• Directions for this task:
Where a line of the material contains the string "document", copy that line.

• Supplied data:
● ● ●
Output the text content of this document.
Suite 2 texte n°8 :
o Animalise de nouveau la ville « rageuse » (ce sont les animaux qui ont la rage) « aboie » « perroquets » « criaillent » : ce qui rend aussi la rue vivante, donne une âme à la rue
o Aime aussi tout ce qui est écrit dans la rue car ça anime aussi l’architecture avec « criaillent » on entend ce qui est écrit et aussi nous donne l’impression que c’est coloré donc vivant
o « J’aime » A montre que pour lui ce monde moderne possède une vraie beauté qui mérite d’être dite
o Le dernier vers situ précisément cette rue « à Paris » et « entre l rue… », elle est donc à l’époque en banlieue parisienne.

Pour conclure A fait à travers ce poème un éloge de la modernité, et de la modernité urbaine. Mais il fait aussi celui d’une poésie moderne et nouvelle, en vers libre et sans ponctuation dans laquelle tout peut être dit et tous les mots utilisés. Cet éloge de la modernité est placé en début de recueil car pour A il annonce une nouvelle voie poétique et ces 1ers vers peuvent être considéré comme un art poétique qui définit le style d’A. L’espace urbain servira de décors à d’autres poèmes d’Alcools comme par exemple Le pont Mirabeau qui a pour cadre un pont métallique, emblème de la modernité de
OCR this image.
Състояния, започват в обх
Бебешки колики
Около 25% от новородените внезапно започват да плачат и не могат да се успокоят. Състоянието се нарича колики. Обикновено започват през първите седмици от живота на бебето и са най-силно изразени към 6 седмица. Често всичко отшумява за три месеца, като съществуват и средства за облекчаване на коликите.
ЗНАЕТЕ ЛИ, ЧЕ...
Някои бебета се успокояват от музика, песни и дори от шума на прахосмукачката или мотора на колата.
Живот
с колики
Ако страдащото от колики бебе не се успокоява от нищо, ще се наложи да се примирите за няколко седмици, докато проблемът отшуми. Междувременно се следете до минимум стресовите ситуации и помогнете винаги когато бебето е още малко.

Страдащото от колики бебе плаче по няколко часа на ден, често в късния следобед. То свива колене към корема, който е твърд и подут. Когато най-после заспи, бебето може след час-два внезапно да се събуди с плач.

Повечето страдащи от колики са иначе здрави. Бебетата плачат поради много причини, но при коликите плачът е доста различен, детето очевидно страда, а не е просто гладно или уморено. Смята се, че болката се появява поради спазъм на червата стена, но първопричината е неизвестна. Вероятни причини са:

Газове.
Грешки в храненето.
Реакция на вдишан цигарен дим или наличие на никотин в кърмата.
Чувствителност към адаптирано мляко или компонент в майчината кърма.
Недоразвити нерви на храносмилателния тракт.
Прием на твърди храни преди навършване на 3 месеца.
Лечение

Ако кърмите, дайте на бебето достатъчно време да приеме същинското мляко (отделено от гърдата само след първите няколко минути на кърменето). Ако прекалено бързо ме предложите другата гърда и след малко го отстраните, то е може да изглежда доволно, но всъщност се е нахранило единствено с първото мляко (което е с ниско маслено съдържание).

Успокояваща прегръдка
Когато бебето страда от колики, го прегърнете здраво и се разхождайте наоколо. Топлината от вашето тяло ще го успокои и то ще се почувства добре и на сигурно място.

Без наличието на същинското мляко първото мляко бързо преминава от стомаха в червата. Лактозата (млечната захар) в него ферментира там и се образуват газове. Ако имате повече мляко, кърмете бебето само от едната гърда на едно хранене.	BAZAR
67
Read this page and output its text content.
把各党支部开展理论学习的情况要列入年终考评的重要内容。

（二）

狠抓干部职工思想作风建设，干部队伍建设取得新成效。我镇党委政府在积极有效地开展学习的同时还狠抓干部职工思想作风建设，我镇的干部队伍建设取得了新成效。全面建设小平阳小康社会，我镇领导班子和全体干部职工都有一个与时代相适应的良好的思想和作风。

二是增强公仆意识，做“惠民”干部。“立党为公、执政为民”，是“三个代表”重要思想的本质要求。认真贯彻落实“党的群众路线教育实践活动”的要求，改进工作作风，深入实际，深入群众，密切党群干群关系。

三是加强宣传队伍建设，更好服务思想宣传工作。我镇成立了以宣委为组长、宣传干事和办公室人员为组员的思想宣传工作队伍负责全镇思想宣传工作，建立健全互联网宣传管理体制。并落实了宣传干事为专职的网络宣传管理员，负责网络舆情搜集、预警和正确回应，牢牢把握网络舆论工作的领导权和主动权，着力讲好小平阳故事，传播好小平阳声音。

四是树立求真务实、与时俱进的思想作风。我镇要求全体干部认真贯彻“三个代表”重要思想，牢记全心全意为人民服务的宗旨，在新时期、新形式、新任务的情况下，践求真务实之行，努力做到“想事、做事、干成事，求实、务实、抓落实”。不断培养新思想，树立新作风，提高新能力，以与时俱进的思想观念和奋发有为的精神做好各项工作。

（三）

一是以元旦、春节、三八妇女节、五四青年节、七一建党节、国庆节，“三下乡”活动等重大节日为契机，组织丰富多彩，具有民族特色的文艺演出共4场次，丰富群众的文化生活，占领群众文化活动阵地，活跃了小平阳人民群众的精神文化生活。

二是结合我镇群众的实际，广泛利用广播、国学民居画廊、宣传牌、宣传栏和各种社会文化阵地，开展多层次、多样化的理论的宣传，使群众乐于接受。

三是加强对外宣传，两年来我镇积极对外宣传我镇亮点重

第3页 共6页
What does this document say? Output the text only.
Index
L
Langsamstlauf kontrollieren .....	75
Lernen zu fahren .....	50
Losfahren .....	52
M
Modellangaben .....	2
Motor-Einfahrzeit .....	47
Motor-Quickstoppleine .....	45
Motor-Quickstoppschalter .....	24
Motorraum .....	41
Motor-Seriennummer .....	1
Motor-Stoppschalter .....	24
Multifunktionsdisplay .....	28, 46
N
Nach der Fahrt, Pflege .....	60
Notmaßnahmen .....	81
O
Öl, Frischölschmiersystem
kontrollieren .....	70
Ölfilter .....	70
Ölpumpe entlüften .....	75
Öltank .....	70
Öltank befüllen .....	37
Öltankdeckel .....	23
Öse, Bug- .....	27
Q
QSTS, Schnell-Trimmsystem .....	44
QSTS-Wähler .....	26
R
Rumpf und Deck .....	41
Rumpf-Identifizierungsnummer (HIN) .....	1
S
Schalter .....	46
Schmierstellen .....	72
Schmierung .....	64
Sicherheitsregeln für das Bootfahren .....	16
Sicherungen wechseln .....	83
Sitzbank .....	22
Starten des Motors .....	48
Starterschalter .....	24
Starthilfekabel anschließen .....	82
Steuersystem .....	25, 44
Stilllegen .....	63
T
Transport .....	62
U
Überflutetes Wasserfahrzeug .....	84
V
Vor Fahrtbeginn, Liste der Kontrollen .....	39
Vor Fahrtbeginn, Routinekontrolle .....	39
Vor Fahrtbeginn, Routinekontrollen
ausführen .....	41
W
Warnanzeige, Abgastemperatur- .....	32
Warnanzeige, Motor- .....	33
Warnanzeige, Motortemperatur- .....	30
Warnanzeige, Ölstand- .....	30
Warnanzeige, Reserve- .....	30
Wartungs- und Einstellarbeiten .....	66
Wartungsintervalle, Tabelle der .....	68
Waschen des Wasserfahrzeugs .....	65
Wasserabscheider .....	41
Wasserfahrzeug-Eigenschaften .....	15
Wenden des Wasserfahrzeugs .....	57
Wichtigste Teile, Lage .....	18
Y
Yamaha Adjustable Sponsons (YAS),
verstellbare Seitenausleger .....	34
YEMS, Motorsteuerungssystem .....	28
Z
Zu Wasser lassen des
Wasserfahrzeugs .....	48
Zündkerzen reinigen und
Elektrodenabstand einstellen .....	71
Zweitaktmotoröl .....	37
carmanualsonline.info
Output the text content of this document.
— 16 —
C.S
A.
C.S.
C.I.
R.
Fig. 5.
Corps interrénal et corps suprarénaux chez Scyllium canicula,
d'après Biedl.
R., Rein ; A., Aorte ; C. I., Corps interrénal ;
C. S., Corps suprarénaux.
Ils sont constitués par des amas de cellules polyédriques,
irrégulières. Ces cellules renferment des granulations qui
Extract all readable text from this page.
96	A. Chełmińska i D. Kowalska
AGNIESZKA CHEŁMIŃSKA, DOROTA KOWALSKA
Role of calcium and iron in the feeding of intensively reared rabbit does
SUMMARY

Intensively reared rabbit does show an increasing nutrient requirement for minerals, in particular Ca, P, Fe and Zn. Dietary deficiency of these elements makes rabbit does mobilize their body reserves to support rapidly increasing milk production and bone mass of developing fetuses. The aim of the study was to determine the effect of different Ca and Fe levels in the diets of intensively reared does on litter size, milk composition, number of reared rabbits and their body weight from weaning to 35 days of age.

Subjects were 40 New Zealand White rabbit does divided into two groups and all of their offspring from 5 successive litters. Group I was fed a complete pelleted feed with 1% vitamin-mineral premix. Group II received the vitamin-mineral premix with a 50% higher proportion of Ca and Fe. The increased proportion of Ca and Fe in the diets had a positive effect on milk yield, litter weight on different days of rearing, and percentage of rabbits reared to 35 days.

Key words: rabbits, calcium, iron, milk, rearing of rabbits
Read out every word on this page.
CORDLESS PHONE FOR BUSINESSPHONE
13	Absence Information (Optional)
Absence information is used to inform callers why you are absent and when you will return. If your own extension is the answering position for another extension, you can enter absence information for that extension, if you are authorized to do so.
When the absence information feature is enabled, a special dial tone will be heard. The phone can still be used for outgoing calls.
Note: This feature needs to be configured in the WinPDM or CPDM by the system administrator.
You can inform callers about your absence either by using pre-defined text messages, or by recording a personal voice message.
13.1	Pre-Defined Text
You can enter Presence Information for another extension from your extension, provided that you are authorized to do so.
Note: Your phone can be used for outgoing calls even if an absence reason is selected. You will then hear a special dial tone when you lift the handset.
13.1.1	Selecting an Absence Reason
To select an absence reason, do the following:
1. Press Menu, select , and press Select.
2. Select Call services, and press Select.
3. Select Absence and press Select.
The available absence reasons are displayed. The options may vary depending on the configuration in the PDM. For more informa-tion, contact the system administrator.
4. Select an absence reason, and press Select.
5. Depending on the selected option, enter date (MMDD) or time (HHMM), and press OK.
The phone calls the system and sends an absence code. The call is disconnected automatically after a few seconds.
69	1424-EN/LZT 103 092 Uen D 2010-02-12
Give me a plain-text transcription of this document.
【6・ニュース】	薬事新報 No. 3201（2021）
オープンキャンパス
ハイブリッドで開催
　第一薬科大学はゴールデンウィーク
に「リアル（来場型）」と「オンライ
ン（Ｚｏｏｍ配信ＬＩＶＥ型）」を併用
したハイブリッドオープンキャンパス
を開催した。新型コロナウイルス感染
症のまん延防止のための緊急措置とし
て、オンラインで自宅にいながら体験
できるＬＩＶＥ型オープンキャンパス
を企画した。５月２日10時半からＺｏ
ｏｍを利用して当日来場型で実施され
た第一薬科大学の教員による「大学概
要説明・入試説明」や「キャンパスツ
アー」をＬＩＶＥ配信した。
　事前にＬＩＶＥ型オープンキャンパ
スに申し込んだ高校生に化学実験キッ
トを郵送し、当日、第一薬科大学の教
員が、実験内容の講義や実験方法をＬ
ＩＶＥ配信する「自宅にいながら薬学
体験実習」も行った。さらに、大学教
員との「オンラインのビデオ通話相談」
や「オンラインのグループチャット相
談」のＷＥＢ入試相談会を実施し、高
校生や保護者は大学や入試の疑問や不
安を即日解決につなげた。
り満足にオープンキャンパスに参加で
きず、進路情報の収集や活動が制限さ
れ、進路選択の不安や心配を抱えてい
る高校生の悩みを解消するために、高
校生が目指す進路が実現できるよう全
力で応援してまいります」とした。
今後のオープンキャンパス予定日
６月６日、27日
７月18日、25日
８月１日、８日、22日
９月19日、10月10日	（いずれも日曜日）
● ● ●
• Answer to the problem:
Output the text content of this document.
What does this document say? Output the text only.
Output the text content of this document.
Give me a plain-text transcription of this document.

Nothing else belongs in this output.